**Reading passage**
Another limitation in the evidence base on occupational activities relates to birth anthropometrics. Small head circumference at birth can be related to higher blood pressure in childhood7 and adulthood8, impaired glucose tolerance9, and a higher prevalence and mortality from cardiovascular disease10,11, while lower abdominal circumference at birth predicts raised serum concentrations of blood lipids in later life12. However, occupational studies have almost never considered head or abdominal circumference as clinical outcomes in their own right.

To address these various gaps in the evidence base we conducted a cohort study with exposures defined for different trimesters of pregnancy and outcomes encompassing birth anthropometrics as well as SGA and pre-term delivery.

MATERIALS AND METHODS

Our study used data from the Southampton Women’s Survey (SWS), a longitudinal study that aimed to recruit all women aged 20-34 years, who were resident in the city of Southampton, England during 1998-200213. At entry to the SWS, each of the 12,583 participants was interviewed and examined by a research nurse, and those who subsequently became pregnant were followed up with further interviews at 11 and 34 weeks gestation. Details of the birth were than abstracted from obstetric records, and anthropometric measurements were made on the new-born babies.

The analysis presented in this paper focused on singleton pregnancies leading to a live birth between 1 June 1999 and 31 December 2003, after longer than 34 weeks gestation, in Caucasian women who did not suffer from diabetes or pre-eclampsia, and who undertook paid employment at some time during pregnancy. Where a woman had more than one baby during this period, only the first eligible pregnancy was included.

**Data extracts**
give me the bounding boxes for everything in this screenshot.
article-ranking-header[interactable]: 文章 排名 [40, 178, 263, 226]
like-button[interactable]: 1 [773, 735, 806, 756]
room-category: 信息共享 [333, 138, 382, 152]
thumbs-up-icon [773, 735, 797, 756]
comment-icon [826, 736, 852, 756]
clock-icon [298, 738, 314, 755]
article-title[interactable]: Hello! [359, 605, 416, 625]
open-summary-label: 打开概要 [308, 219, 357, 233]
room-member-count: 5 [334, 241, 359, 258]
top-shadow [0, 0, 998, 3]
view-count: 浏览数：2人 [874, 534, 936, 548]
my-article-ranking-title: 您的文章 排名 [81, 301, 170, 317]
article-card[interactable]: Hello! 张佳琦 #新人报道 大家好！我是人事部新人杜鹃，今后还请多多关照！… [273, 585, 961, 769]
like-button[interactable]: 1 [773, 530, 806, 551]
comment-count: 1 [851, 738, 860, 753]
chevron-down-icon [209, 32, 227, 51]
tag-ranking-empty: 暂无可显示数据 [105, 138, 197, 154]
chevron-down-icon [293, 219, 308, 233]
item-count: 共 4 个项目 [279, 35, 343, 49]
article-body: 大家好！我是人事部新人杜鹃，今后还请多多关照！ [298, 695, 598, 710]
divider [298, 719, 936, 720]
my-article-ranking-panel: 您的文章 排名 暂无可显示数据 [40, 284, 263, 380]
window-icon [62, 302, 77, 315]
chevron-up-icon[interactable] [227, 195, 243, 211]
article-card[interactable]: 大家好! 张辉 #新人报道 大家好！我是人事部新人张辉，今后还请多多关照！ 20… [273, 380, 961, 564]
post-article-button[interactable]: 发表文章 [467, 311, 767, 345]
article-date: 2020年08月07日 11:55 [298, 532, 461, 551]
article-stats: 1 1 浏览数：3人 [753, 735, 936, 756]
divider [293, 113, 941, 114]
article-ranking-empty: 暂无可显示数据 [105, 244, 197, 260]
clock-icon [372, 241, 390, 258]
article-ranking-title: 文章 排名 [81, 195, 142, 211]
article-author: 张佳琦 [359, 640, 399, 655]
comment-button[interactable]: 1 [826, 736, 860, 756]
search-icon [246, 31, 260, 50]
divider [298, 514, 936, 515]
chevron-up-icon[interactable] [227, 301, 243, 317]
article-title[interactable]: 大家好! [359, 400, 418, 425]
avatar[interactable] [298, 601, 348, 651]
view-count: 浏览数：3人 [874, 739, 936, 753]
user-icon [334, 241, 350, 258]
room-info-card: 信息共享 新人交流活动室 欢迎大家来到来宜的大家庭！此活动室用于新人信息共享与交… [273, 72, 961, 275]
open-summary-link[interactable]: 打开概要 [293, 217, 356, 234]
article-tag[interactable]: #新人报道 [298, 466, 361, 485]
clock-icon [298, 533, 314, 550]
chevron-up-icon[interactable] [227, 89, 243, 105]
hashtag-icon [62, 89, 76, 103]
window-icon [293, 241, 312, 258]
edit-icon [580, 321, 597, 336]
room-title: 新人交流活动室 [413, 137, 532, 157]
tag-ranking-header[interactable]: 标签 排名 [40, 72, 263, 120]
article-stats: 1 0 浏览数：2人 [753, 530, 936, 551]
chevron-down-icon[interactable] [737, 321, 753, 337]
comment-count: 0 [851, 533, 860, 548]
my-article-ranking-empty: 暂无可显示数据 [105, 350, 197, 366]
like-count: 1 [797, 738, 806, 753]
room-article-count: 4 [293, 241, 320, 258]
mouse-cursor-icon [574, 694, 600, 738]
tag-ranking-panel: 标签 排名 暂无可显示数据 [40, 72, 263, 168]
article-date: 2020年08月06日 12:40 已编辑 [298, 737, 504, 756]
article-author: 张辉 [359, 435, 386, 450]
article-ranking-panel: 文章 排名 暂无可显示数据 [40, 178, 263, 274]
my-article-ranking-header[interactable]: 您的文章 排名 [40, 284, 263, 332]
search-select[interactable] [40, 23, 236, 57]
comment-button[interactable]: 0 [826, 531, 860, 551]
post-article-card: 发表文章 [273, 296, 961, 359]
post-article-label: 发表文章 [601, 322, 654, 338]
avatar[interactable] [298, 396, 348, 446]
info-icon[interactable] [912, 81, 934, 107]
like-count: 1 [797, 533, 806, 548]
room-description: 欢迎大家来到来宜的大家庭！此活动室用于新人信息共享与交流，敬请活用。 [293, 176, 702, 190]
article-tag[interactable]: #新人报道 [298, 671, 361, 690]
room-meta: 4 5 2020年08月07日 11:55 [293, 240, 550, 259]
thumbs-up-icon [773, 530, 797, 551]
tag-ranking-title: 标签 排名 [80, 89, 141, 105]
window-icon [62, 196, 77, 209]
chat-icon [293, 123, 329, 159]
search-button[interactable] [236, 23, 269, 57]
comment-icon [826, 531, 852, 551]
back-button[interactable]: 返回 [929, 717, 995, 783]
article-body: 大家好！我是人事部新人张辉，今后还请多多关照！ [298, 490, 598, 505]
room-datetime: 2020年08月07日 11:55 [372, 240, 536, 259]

**Problem 1**
Return the part of the text on work during pregnancy from "The analysis presented" up to and including "pregnancy was included.", word for word.
**Problem 2**
Resume the text on work during pregnancy after its last sentence.
The records are separate material, unrelated to the text on work during pregnancy.

**Response 1**
The analysis presented in this paper focused on singleton pregnancies leading to a live birth between 1 June 1999 and 31 December 2003, after longer than 34 weeks gestation, in Caucasian women who did not suffer from diabetes or pre-eclampsia, and who undertook paid employment at some time during pregnancy. Where a woman had more than one baby during this period, only the first eligible pregnancy was included.

**Response 2**
From the interview and examination at entry to the SWS, we obtained information about the mother’s date of birth, alcohol consumption, smoking habits, education, parity, height and weight. Alcohol consumption was classified in two bands (<14 and ≥14 units per week), and education was graded to six levels according to the highest academic qualification obtained. Height was measured to the nearest millimetre with a stadiometer, and weight to the nearest 0.1 kg with electronic scales (after removal of shoes and heavy clothing). These measurements were used to calculate body mass index (BMI).

Occupational activities during pregnancy were ascertained through the interview conducted at 34 weeks gestation. Women were asked whether they were in paid work at each of 11, 19 and 34 weeks gestation; and where they had held jobs at one or more of these times, they were asked how many hours per week they worked, whether the work included night shifts, and whether or not an average day at work involved each of four physical activities (standing or walking for more than four hours in total, kneeling or squatting for more than an hour in total, standing or sitting with the trunk bent forward (illustrated in a diagram) for more than an hour in total, and lifting or carrying weights of 25 kg or more by hand).

Data abstracted from hospital records at birth included the baby’s sex and birth weight. We collected detailed menstrual and ultrasound data in early pregnancy13 and set the estimated date of conception using an algorithm that combined menstrual and ultrasound data. Deliveries were classed as pre-term if they occurred before 260 days (37 weeks) gestation. Birth weights were measured with digital scales, and babies were classed as small for gestational age (SGA) if, after account was taken of gestational age and sex, the weight was in the lowest 10% of the standard British distribution in 199014.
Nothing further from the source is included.